Task brief: Write the next part of the article on text luminance modulation for hardcopy watermarking, picking up right after its final sentence.

Elsevier

Signal Processing

Volume 87, Issue 7, July 2007, Pages 1754-1771
Signal Processing

Text luminance modulation for hardcopy watermarking

https://doi.org/10.1016/j.sigpro.2007.01.029Get rights and content

Abstract

This paper improves a recently proposed hardcopy watermarking method by introducing new approaches to decode the embedded information. The proposed method, coined as text luminance modulation (TLM), embeds hidden data in office-like documents, while presenting robustness to the print–scan (PS) channel. The hidden data is embedded by slightly modulating the luminance of characters and symbols. This change can be set unperceivable to the human eye and detected with the aid of a scanner. In previous works, the hidden data was retrieved by using the average luminance level or the halftone pattern as a detection metric. In this paper, however, the detection process combines different metrics into a single metric, significantly improving the detection performance. This paper proposes a new PS model where characteristics induced by the halftoning in the printing process are considered, allowing the use of the variance of a character as a new detection metric. Performance analyses validate the proposed PS model. Experiments illustrate the precision of the analyses and the applicability of the method.

Introduction

Digital watermarking provides an effective alternative to content authentication of images, audio and video signals [1], [2]. In authentication applications, the objective of the watermark is to ensure that the original signal has not been tampered with and that it is originated from a trustworthy source.

Information given:
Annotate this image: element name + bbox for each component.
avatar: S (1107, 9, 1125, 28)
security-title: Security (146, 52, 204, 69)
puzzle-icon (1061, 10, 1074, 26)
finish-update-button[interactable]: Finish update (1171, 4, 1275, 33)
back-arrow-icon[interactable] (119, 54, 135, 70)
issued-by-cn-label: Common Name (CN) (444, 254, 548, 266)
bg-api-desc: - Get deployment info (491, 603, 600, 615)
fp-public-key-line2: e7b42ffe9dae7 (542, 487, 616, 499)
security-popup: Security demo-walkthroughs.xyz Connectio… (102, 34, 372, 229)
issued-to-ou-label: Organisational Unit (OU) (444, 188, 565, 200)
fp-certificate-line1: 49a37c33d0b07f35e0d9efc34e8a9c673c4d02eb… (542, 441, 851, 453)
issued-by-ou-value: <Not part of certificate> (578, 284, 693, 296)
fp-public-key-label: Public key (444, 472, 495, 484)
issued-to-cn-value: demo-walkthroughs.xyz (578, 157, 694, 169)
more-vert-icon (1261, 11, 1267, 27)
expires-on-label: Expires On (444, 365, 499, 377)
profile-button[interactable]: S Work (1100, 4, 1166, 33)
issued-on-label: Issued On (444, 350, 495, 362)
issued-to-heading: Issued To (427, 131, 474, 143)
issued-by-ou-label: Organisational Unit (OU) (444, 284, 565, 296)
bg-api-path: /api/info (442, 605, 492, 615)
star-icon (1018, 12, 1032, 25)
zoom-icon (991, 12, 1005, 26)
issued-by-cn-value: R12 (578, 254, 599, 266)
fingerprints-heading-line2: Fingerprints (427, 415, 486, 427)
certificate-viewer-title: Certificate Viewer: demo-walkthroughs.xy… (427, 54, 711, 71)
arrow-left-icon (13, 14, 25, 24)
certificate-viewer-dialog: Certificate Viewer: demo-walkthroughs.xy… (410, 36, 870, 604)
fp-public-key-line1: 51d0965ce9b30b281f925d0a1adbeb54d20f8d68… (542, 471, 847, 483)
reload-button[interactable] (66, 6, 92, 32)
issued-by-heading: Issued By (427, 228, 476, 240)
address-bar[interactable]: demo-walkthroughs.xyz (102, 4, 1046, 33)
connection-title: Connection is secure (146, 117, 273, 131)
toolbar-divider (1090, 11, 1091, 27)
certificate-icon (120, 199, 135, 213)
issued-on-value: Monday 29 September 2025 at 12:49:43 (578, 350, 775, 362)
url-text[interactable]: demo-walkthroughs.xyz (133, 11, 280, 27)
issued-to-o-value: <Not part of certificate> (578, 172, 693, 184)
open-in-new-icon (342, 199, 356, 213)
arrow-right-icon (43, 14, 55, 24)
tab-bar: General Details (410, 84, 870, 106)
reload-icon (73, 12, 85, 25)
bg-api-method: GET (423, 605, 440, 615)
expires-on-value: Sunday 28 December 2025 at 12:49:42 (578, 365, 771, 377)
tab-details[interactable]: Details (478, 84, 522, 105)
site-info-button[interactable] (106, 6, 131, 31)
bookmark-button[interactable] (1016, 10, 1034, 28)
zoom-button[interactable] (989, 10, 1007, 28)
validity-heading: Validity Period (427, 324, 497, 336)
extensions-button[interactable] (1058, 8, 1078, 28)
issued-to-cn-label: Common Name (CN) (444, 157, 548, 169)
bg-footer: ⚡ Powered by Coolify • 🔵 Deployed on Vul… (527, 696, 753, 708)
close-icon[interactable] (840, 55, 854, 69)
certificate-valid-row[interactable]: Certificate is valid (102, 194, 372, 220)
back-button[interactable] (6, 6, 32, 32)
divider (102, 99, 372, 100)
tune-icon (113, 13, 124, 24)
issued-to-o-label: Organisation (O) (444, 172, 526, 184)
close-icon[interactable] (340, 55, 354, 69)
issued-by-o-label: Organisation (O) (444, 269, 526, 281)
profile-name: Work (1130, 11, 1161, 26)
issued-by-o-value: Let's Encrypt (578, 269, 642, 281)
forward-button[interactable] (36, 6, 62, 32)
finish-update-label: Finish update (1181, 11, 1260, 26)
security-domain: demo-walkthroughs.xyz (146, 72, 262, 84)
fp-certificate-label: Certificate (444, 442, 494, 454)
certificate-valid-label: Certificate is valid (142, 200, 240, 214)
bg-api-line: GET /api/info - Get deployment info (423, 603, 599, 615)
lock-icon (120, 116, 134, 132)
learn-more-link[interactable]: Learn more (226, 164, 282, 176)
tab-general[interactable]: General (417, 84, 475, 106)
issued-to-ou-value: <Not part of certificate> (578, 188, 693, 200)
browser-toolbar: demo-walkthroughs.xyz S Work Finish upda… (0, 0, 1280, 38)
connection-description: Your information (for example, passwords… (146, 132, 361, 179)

Written answer:
An important class of media is that of text documents. While in natural images there is a rich gray scale or even color content suitable to be modified, in binary text it is not possible to benefit from such a highly diversified host. The problem becomes even more challenging if the watermarked document is intended to be printed and to remain watermarked. In this scenario, printed document watermark detection is usually carried out with the help of a flatbed scanner, to digitize the document to allow the detection of a possible watermark. Watermarking techniques which are designed to survive the print–scan (PS) channel fall into the category of hardcopy watermarking [[3], [4], [5]].

This paper analyzes and improves the TLM method, which embeds hidden data in printed form office-like documents while presenting low perceptual impact and robustness to the PS channel. Besides serving simply as an additional side message, the hidden code can also be used to authenticate the information of sensitive parts of a document (names, dates, or values, for example), by hiding this information over the whole document.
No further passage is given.